• _Text shown_

┄┄┄┄┄┄


       George
gmatov, Apr 21 2005
  

       The $#@! unions simply have to wake up from their dreamland and realize that it's a global marketplace, and job security for the rest of the industry is nonexistent, so why should they get it so cushy? RayfordSteele,   

       Rayford,   

       Forgive me, but your name sounds Southern. Southerners are brought up to be anti-union, good grief, the Union whooped them 140 years ago, although they won't admit it. (Smiley here)   

       I don't think you pay less for any commodity than I do, but you are willing to settle for less pay, less security, less of everything, just to keep them damn Unions out/   

       Mebbe you should ask a Northener what the pay rate is for the same job you do.   

       If them damn Unions didn't get their members 10 bucks an hour, you sure as hell wouldn't be getting 9.9 bucks an hour, the difference being Union dues, for the job you are doing.   

       More like choppin' cotton wages. 3, mebbe 4 bucks an hour?   

       GM tried this, a 2 tier system, in the Delphi plant, in, I think, Tennessee. Old hands got 14 bucks, new hires got 7 bucks, to do the same job. Soon had to build a new plant, to do the same work, for the new second tier workers. They were happy when all their co-workers got the same wage they got, even though they got half what the Union plant got.

┄┄┄┄┄┄

• _Provided records_
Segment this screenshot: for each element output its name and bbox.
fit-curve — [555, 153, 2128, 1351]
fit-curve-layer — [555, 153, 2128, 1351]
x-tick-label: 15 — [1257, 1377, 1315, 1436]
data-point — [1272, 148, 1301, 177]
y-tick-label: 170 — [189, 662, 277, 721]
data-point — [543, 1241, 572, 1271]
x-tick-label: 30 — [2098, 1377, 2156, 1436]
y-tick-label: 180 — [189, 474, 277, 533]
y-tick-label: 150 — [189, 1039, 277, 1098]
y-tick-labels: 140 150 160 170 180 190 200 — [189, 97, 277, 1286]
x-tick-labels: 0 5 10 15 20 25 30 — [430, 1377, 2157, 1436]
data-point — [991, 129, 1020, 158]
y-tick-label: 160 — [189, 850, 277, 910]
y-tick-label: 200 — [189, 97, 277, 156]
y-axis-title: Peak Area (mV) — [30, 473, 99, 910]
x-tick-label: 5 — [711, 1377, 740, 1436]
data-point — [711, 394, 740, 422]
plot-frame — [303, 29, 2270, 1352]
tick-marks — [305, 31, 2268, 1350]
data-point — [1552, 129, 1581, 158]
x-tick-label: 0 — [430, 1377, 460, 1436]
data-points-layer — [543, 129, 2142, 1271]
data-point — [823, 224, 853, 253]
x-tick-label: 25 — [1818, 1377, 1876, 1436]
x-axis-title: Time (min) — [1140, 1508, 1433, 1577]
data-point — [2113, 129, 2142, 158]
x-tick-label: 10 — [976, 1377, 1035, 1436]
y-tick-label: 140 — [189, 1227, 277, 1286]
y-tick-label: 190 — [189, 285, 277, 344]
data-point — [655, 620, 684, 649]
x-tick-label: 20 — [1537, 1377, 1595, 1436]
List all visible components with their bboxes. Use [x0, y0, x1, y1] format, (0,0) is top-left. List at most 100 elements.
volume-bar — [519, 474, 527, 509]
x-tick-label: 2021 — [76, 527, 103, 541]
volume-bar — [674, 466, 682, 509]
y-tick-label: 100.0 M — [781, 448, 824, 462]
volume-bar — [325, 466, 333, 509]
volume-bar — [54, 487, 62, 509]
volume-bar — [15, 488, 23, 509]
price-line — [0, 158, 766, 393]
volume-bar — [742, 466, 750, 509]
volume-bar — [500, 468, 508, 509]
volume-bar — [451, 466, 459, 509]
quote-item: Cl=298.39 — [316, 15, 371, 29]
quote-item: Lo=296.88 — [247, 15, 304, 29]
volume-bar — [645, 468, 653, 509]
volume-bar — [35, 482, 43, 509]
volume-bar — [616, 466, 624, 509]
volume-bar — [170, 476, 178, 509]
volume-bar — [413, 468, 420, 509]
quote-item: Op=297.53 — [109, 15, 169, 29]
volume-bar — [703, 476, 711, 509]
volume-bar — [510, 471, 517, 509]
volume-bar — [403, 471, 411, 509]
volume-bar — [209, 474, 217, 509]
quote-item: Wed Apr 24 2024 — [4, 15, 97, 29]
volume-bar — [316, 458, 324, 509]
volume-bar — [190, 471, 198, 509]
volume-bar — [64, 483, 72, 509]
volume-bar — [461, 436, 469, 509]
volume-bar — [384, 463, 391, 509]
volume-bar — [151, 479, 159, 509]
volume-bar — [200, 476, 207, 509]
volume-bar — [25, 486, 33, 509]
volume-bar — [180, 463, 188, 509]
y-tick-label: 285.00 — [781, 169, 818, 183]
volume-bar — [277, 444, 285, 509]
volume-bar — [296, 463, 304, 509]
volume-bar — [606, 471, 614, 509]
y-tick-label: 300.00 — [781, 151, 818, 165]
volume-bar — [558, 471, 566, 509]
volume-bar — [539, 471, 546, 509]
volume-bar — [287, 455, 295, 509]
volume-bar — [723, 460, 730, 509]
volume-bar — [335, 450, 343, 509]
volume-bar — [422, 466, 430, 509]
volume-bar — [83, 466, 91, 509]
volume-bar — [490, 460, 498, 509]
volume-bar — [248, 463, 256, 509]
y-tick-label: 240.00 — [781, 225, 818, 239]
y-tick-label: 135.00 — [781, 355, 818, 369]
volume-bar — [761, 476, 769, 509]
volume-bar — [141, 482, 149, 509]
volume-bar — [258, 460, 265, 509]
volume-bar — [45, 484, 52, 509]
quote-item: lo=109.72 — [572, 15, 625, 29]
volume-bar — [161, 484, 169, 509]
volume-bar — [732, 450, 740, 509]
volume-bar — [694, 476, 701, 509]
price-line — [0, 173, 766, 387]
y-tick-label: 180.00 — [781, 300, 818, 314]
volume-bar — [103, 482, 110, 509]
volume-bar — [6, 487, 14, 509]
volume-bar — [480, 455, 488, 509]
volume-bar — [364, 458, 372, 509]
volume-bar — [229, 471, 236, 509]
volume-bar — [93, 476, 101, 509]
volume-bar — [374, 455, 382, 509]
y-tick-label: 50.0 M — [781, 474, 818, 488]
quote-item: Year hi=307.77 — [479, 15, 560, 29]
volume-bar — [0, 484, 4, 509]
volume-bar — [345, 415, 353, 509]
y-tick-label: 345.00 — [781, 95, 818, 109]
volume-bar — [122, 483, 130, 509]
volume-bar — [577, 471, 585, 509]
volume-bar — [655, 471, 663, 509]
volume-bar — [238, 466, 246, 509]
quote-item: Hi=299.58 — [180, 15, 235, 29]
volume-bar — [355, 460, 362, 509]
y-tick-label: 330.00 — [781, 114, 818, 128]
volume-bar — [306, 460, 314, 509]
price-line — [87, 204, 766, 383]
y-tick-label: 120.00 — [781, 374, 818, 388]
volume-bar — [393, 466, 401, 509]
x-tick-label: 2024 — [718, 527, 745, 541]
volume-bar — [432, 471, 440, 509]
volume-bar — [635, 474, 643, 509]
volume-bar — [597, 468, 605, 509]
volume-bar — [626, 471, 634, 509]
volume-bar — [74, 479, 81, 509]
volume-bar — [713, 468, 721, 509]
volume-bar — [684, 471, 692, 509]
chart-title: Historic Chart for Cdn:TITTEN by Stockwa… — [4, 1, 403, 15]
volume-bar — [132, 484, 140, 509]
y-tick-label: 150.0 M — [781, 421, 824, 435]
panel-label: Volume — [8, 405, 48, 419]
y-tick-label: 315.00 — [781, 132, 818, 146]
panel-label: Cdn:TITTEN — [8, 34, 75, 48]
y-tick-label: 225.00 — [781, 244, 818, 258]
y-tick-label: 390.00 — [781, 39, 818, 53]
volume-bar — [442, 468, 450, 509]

┄┄┄┄┄┄

• _To do_
[a] Give every hourly wage figure, in dollars, that the post about unions mentions.
[b] Using the post about unions, say whether each statement agrees with it: (i) GM tried a two-tier system in the Delphi plant; (ii) new hires under that system were paid the same as the old hands; (iii) the writer says the South beat the Union.
[c] Resume the post about unions after its last sentence, keeping the writer's casual voice.
The listing is separate material and has nothing to do with the post about unions.

• _Outputs in order_
[a] 10, 9.9, 3, 4, 14, 7

[b]
(i) Yes: "GM tried this, a 2 tier system, in the Delphi plant"
(ii) No: "Old hands got 14 bucks, new hires got 7 bucks, to do the same job."
(iii) No: "the Union whooped them 140 years ago"

[c]
       BTW, HMOs also determine whether you can even SEE a specialist for your ailment. "Nah, we won't pay for that life saving device, costs too much."   

       Cheers,   

       George
gmatov, Apr 21 2005
  

       Unabubba,   

       You mean Daewoo, the Korean car mfg? The one whom GM bought then turned into Renaults or Fiats or something, and the Chevy Cobalt, no, it was the Isuzu Reno and a couple other versions, who have the same parts that I could not buy to fix my daughter's 2001 Daewoo Nubira.   

       Finally found the parts, thank goodness, as she was driving my grandson and my g'son to be down the pike at 70 mph.   

       All companies outsource. Look at all the suppliers who spring up aboput any factory built in the last 50 years, 100 years, whatever timeframe you like.   

       But, they have never outsourced the main component of their true being as they are today.   

       Forbes, again, with computer inter-connectivity, they can build a factory, link the CNC machine to the computer, and have an operator in India or Pakistan, or Mexico, run it, with a twitch of a joystick or a mouse .   

       All that is needed here, is a strong back to put the next part in place, and that is only if it is a large part. A continously fed machine does not even need that.   

       And you bebefit from that?   

       Yes, maybe you do.   

       That 11.95 toaster only costs you 12.95, next year, instead of 13.95.   

       Can you imagine 120 million people without a job, unless they are service people?   

       Dilbert comes to mind, here, as a nation of janitors and maids, "Just imagine how clean the US will be."   

       Cheers, George
gmatov, Apr 21 2005
  

       //if you continue to push more contribution premium payments into the pool//   

       [unabubba] I agree with everything you said. That's a pretty big "if," considering GM's current situation.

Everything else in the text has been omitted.